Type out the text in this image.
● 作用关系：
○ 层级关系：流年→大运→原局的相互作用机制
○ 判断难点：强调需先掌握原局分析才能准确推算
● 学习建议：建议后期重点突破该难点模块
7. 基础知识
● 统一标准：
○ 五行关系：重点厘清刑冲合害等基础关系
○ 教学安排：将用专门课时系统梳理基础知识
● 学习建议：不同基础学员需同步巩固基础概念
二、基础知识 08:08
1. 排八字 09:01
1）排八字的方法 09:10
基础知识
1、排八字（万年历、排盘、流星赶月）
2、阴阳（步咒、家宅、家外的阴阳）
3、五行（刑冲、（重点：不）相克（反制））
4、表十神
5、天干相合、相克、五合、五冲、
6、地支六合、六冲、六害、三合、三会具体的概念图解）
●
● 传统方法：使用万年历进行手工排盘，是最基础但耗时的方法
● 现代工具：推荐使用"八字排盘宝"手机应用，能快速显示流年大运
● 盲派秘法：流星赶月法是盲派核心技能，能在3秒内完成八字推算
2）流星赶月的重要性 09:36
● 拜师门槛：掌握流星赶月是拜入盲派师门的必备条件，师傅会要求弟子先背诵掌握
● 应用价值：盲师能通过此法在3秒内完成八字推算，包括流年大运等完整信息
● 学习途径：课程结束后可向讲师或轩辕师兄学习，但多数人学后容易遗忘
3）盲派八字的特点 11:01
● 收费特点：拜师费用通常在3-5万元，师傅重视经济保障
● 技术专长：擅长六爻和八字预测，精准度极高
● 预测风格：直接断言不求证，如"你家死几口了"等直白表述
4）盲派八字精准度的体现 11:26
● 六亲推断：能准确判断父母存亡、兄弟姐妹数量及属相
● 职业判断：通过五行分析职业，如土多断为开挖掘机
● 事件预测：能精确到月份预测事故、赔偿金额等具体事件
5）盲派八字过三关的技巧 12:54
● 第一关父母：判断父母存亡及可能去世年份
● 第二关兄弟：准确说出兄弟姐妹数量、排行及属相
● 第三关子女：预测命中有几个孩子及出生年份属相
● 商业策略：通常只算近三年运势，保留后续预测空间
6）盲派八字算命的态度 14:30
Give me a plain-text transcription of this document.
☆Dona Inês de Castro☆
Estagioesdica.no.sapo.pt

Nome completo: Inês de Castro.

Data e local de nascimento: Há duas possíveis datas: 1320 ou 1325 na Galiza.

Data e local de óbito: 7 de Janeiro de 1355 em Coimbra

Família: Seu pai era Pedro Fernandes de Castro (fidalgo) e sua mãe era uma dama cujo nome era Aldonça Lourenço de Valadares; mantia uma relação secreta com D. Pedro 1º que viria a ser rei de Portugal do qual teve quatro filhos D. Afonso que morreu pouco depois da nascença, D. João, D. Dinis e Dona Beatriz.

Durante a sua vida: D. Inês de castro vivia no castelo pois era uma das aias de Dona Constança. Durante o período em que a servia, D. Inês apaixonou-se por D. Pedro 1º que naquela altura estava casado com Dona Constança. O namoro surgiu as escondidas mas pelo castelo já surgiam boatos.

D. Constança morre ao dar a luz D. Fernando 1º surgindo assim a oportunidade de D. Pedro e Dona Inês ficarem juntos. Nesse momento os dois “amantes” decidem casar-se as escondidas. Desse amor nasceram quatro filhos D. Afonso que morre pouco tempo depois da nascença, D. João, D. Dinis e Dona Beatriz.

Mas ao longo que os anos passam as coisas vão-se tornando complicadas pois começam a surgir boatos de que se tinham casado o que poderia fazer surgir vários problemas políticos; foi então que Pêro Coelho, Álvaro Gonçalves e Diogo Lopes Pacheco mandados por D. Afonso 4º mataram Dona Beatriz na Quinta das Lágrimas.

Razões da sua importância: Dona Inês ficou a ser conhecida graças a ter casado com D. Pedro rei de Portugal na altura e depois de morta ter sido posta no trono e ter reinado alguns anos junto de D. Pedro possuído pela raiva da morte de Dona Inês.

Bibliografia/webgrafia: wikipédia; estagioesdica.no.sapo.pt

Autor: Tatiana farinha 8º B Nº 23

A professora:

> Task statement: Show every line from the entries above in which the word "学习建议" appears.

> Solved problem:
● 学习建议：建议后期重点突破该难点模块
● 学习建议：不同基础学员需同步巩固基础概念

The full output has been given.